— start of Extracted data —

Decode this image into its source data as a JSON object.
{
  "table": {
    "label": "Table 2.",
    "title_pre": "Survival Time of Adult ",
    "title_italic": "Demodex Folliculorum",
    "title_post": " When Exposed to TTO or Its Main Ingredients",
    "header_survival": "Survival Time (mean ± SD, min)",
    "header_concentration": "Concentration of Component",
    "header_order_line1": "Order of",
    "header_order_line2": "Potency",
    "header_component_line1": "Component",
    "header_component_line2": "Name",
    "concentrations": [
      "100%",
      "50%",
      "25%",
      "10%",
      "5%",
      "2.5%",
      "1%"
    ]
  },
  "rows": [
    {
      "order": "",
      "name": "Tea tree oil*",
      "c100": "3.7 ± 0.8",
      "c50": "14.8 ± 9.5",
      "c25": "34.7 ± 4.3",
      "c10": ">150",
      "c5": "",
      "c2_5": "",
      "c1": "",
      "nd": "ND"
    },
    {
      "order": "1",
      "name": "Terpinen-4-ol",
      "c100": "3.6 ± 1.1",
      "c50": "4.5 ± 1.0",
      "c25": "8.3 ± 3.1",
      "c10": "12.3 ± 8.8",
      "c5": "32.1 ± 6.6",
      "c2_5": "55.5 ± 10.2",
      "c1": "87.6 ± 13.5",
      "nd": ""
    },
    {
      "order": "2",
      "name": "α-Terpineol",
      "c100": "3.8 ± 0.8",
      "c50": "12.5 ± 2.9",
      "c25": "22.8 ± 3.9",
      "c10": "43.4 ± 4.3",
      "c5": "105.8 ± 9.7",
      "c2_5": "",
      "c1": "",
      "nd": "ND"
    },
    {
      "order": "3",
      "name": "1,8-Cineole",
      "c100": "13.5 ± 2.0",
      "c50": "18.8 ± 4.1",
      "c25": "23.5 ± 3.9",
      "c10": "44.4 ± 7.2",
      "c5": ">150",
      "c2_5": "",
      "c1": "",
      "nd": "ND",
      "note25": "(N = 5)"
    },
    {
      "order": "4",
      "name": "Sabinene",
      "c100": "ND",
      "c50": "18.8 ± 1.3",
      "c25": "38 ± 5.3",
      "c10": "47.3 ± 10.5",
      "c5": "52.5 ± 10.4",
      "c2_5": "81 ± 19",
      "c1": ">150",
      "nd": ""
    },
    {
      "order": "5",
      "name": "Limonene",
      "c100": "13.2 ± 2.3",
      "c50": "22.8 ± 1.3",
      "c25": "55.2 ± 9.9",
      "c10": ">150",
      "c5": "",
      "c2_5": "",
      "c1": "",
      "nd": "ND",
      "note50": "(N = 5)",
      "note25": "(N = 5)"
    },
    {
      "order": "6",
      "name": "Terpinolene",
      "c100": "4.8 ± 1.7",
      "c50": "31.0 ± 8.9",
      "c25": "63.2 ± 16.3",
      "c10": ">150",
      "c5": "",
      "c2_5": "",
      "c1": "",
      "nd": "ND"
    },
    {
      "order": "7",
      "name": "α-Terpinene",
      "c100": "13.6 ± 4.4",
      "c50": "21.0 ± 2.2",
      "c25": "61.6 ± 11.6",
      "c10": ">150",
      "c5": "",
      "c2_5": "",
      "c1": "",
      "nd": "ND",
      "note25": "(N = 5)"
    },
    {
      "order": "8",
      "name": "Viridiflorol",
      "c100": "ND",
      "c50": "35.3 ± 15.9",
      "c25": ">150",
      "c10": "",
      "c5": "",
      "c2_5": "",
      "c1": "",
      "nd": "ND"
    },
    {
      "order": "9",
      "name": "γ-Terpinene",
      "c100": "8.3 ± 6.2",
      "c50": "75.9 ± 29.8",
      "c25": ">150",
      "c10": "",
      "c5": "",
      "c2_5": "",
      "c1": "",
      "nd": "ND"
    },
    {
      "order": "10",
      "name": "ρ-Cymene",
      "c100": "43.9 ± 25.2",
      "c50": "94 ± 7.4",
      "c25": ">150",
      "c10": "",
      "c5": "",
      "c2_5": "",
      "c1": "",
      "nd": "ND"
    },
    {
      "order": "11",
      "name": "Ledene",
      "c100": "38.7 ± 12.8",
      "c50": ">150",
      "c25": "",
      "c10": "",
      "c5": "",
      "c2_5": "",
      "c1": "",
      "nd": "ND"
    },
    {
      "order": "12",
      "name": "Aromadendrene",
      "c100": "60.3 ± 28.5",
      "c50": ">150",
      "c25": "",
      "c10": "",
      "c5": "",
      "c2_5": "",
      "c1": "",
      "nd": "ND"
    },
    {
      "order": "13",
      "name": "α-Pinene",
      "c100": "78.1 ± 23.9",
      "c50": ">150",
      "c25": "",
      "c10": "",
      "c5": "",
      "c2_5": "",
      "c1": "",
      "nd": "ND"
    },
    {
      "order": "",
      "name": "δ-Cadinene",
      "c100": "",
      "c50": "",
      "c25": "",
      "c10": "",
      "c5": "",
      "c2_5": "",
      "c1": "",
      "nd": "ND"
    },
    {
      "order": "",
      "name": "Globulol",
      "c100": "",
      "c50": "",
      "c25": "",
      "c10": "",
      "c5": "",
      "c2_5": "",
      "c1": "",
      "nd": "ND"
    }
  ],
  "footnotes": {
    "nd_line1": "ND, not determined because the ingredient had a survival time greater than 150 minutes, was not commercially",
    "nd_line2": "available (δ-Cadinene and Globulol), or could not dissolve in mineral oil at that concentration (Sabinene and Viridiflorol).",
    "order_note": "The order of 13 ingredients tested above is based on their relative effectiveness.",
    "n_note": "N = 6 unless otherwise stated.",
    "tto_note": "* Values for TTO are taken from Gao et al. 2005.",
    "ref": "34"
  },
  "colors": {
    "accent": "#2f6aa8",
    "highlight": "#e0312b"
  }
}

— end of Extracted data —

* _Written task_
Repeat the entries above exactly, leaving nothing out.

* _Output of the exercise_
Decode this image into its source data as a JSON object.
{
  "table": {
    "label": "Table 2.",
    "title_pre": "Survival Time of Adult ",
    "title_italic": "Demodex Folliculorum",
    "title_post": " When Exposed to TTO or Its Main Ingredients",
    "header_survival": "Survival Time (mean ± SD, min)",
    "header_concentration": "Concentration of Component",
    "header_order_line1": "Order of",
    "header_order_line2": "Potency",
    "header_component_line1": "Component",
    "header_component_line2": "Name",
    "concentrations": [
      "100%",
      "50%",
      "25%",
      "10%",
      "5%",
      "2.5%",
      "1%"
    ]
  },
  "rows": [
    {
      "order": "",
      "name": "Tea tree oil*",
      "c100": "3.7 ± 0.8",
      "c50": "14.8 ± 9.5",
      "c25": "34.7 ± 4.3",
      "c10": ">150",
      "c5": "",
      "c2_5": "",
      "c1": "",
      "nd": "ND"
    },
    {
      "order": "1",
      "name": "Terpinen-4-ol",
      "c100": "3.6 ± 1.1",
      "c50": "4.5 ± 1.0",
      "c25": "8.3 ± 3.1",
      "c10": "12.3 ± 8.8",
      "c5": "32.1 ± 6.6",
      "c2_5": "55.5 ± 10.2",
      "c1": "87.6 ± 13.5",
      "nd": ""
    },
    {
      "order": "2",
      "name": "α-Terpineol",
      "c100": "3.8 ± 0.8",
      "c50": "12.5 ± 2.9",
      "c25": "22.8 ± 3.9",
      "c10": "43.4 ± 4.3",
      "c5": "105.8 ± 9.7",
      "c2_5": "",
      "c1": "",
      "nd": "ND"
    },
    {
      "order": "3",
      "name": "1,8-Cineole",
      "c100": "13.5 ± 2.0",
      "c50": "18.8 ± 4.1",
      "c25": "23.5 ± 3.9",
      "c10": "44.4 ± 7.2",
      "c5": ">150",
      "c2_5": "",
      "c1": "",
      "nd": "ND",
      "note25": "(N = 5)"
    },
    {
      "order": "4",
      "name": "Sabinene",
      "c100": "ND",
      "c50": "18.8 ± 1.3",
      "c25": "38 ± 5.3",
      "c10": "47.3 ± 10.5",
      "c5": "52.5 ± 10.4",
      "c2_5": "81 ± 19",
      "c1": ">150",
      "nd": ""
    },
    {
      "order": "5",
      "name": "Limonene",
      "c100": "13.2 ± 2.3",
      "c50": "22.8 ± 1.3",
      "c25": "55.2 ± 9.9",
      "c10": ">150",
      "c5": "",
      "c2_5": "",
      "c1": "",
      "nd": "ND",
      "note50": "(N = 5)",
      "note25": "(N = 5)"
    },
    {
      "order": "6",
      "name": "Terpinolene",
      "c100": "4.8 ± 1.7",
      "c50": "31.0 ± 8.9",
      "c25": "63.2 ± 16.3",
      "c10": ">150",
      "c5": "",
      "c2_5": "",
      "c1": "",
      "nd": "ND"
    },
    {
      "order": "7",
      "name": "α-Terpinene",
      "c100": "13.6 ± 4.4",
      "c50": "21.0 ± 2.2",
      "c25": "61.6 ± 11.6",
      "c10": ">150",
      "c5": "",
      "c2_5": "",
      "c1": "",
      "nd": "ND",
      "note25": "(N = 5)"
    },
    {
      "order": "8",
      "name": "Viridiflorol",
      "c100": "ND",
      "c50": "35.3 ± 15.9",
      "c25": ">150",
      "c10": "",
      "c5": "",
      "c2_5": "",
      "c1": "",
      "nd": "ND"
    },
    {
      "order": "9",
      "name": "γ-Terpinene",
      "c100": "8.3 ± 6.2",
      "c50": "75.9 ± 29.8",
      "c25": ">150",
      "c10": "",
      "c5": "",
      "c2_5": "",
      "c1": "",
      "nd": "ND"
    },
    {
      "order": "10",
      "name": "ρ-Cymene",
      "c100": "43.9 ± 25.2",
      "c50": "94 ± 7.4",
      "c25": ">150",
      "c10": "",
      "c5": "",
      "c2_5": "",
      "c1": "",
      "nd": "ND"
    },
    {
      "order": "11",
      "name": "Ledene",
      "c100": "38.7 ± 12.8",
      "c50": ">150",
      "c25": "",
      "c10": "",
      "c5": "",
      "c2_5": "",
      "c1": "",
      "nd": "ND"
    },
    {
      "order": "12",
      "name": "Aromadendrene",
      "c100": "60.3 ± 28.5",
      "c50": ">150",
      "c25": "",
      "c10": "",
      "c5": "",
      "c2_5": "",
      "c1": "",
      "nd": "ND"
    },
    {
      "order": "13",
      "name": "α-Pinene",
      "c100": "78.1 ± 23.9",
      "c50": ">150",
      "c25": "",
      "c10": "",
      "c5": "",
      "c2_5": "",
      "c1": "",
      "nd": "ND"
    },
    {
      "order": "",
      "name": "δ-Cadinene",
      "c100": "",
      "c50": "",
      "c25": "",
      "c10": "",
      "c5": "",
      "c2_5": "",
      "c1": "",
      "nd": "ND"
    },
    {
      "order": "",
      "name": "Globulol",
      "c100": "",
      "c50": "",
      "c25": "",
      "c10": "",
      "c5": "",
      "c2_5": "",
      "c1": "",
      "nd": "ND"
    }
  ],
  "footnotes": {
    "nd_line1": "ND, not determined because the ingredient had a survival time greater than 150 minutes, was not commercially",
    "nd_line2": "available (δ-Cadinene and Globulol), or could not dissolve in mineral oil at that concentration (Sabinene and Viridiflorol).",
    "order_note": "The order of 13 ingredients tested above is based on their relative effectiveness.",
    "n_note": "N = 6 unless otherwise stated.",
    "tto_note": "* Values for TTO are taken from Gao et al. 2005.",
    "ref": "34"
  },
  "colors": {
    "accent": "#2f6aa8",
    "highlight": "#e0312b"
  }
}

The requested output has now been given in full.